┌────────
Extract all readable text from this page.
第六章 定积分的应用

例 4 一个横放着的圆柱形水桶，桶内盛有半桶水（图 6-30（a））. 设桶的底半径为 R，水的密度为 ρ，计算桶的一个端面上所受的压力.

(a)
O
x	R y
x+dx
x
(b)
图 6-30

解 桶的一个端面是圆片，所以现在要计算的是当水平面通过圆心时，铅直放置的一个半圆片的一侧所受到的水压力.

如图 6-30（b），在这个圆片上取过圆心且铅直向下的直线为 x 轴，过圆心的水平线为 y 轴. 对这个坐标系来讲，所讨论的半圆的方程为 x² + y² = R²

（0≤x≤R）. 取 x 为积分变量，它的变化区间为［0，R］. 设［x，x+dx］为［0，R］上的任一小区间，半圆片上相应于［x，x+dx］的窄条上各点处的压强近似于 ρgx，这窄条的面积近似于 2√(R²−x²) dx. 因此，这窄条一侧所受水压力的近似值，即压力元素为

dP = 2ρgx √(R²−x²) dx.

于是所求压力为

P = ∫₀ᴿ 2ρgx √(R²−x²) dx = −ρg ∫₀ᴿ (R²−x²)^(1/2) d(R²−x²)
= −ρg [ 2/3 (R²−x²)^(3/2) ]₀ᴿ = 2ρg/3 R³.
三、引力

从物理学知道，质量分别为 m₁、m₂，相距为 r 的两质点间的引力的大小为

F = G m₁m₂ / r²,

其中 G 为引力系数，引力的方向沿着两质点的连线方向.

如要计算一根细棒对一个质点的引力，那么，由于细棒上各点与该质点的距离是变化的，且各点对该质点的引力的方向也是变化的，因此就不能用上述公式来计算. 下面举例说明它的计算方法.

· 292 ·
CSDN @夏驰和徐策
└────────
┌────────
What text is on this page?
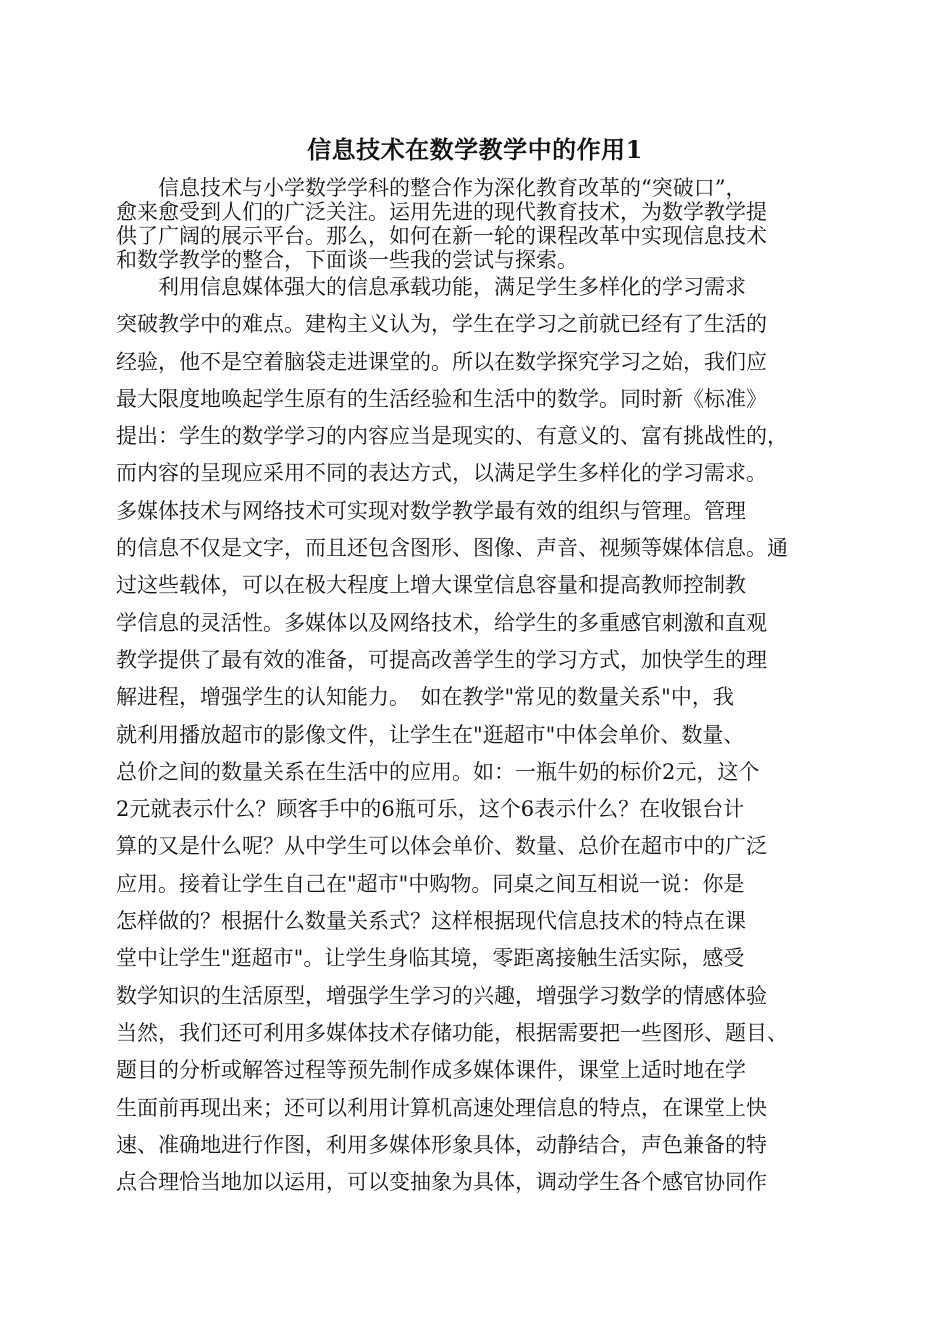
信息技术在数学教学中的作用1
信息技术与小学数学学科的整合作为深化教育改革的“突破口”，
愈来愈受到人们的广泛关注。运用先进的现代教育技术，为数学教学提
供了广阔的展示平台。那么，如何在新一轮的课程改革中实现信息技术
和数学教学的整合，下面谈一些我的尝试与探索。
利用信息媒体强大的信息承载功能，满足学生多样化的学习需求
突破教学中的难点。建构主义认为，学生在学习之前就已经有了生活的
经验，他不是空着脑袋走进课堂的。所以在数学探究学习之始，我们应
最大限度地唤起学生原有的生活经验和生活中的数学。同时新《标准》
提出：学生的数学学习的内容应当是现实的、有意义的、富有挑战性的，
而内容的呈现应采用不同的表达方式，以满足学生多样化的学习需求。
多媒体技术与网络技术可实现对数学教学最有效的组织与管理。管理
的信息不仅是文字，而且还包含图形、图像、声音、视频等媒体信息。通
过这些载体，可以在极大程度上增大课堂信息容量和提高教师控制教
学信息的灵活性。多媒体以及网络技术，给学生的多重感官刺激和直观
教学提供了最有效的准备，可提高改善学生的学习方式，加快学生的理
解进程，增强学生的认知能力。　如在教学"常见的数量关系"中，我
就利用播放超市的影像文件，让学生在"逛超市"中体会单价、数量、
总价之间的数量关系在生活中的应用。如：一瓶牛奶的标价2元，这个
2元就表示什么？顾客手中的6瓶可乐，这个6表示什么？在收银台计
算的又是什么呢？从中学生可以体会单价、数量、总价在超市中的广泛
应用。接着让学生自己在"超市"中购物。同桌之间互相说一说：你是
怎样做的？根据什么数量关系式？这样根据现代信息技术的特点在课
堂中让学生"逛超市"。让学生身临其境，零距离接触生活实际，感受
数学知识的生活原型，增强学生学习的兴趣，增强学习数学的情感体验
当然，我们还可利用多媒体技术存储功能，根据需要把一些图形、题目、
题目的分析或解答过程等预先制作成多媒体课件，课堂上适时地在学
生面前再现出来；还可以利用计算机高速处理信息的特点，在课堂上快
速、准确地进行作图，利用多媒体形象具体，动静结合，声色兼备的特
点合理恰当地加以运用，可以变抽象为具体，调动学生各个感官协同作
└────────
┌────────
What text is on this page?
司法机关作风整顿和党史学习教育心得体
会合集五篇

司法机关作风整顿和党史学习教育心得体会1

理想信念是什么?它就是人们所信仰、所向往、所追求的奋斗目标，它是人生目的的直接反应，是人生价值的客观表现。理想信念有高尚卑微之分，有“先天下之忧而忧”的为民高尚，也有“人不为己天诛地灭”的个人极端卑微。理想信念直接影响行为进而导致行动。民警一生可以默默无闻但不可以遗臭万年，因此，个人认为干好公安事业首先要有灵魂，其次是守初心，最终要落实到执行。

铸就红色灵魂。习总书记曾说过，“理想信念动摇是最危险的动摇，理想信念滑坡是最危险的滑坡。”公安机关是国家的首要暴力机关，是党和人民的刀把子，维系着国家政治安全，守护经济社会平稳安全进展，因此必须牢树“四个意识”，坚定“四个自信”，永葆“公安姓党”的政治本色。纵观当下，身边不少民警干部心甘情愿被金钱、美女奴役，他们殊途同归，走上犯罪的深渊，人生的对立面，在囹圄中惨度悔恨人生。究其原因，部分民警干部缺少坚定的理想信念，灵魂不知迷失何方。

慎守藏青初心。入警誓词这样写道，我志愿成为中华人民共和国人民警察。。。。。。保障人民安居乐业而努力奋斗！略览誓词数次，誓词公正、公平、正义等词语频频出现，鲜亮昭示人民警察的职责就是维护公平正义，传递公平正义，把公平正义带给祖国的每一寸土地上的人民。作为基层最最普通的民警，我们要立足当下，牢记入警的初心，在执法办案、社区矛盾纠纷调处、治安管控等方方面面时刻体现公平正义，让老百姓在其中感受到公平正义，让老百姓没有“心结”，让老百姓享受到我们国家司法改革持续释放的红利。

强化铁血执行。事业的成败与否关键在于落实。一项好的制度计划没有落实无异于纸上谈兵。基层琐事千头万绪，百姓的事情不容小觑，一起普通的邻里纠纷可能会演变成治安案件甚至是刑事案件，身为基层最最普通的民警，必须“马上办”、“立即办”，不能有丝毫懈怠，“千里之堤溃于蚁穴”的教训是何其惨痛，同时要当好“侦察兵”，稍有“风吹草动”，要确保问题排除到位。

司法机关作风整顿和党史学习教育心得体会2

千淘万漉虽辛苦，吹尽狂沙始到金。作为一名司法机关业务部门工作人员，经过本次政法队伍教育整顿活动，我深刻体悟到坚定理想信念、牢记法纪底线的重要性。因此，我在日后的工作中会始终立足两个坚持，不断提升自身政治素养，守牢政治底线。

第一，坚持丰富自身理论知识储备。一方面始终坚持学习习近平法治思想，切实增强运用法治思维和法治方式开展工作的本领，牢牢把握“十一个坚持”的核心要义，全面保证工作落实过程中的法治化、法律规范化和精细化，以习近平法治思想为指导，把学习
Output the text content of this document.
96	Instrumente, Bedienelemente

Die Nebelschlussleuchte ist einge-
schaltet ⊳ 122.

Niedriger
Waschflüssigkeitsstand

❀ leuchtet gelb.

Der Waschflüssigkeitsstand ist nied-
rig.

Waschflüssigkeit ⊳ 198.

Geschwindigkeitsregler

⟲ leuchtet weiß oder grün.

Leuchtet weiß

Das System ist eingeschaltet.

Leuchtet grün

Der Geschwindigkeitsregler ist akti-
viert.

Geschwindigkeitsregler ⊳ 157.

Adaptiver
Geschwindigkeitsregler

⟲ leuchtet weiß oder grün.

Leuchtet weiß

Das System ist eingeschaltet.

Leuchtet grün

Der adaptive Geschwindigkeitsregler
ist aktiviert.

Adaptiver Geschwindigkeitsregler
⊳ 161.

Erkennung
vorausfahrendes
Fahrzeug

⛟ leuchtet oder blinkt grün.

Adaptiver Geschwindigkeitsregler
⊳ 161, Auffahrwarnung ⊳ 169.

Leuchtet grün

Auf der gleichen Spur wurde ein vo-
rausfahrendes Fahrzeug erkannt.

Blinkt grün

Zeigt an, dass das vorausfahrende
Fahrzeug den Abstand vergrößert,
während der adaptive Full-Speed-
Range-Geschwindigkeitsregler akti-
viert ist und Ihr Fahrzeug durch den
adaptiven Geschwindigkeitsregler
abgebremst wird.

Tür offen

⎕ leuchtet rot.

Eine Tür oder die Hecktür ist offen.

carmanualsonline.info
└────────
◆ **Task description**
Copy each line of the entries that includes the word "offen".

◆ **Result for this task**
Tür offen
Eine Tür oder die Hecktür ist offen.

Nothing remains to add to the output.